##### RECORDS FOR THE EXERCISE #####

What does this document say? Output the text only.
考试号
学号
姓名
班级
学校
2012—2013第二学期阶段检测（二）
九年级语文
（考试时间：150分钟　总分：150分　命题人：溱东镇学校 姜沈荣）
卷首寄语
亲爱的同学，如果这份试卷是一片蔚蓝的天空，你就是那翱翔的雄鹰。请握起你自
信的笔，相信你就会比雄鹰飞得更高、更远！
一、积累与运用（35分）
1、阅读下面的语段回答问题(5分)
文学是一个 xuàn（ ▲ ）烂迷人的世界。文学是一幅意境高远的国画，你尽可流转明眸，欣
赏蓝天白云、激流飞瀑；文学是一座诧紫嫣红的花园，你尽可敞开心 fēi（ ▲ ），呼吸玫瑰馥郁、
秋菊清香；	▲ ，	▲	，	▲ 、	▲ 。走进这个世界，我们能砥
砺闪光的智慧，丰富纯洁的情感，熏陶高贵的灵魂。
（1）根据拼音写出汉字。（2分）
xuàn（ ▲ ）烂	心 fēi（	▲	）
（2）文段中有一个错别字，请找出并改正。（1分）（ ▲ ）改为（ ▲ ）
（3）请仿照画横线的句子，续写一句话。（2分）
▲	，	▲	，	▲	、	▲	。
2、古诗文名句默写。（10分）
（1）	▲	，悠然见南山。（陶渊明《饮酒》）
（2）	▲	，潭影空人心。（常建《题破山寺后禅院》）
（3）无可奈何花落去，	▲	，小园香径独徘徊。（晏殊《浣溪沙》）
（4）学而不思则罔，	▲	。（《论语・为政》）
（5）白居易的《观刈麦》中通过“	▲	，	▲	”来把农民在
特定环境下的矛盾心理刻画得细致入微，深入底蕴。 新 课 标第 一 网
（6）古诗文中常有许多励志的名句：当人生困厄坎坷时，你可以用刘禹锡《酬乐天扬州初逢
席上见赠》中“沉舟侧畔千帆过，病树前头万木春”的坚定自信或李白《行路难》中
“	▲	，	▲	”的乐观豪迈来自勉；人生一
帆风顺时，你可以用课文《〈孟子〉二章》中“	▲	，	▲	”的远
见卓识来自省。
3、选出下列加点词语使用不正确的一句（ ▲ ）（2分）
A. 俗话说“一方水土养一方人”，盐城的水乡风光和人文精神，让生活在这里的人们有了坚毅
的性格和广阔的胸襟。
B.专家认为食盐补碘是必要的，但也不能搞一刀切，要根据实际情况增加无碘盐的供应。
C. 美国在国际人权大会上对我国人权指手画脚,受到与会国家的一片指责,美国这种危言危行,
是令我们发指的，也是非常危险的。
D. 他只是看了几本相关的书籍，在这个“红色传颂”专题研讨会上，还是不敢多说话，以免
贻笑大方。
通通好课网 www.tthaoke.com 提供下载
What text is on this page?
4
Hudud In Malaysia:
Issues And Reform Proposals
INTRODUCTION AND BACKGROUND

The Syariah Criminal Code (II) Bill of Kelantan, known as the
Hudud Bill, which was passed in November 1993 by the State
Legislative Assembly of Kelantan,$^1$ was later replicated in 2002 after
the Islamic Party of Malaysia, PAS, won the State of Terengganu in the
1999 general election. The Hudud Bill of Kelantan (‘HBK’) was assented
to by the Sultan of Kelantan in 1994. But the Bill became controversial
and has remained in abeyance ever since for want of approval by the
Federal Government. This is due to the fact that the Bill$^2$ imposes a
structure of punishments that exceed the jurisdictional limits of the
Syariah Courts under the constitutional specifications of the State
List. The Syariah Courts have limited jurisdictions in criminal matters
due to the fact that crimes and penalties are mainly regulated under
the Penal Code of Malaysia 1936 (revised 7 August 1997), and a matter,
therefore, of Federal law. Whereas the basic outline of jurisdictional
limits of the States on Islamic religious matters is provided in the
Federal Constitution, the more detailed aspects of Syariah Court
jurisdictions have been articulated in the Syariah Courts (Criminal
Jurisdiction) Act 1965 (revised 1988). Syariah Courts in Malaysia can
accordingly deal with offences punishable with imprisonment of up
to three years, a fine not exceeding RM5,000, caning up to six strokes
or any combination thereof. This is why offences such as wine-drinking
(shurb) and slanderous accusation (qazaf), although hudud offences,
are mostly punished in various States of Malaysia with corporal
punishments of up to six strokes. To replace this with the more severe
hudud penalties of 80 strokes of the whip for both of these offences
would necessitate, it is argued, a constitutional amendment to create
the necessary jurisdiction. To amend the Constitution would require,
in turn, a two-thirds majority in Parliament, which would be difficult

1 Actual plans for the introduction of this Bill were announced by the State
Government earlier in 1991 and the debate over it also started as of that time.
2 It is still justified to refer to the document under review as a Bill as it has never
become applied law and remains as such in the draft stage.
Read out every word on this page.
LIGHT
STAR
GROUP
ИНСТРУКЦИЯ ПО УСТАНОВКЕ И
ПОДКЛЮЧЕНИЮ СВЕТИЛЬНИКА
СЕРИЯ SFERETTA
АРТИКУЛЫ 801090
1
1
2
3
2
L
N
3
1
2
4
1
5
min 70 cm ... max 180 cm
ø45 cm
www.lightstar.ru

#####

State the count of lines that contain the string "which". Nothing else is needed.

2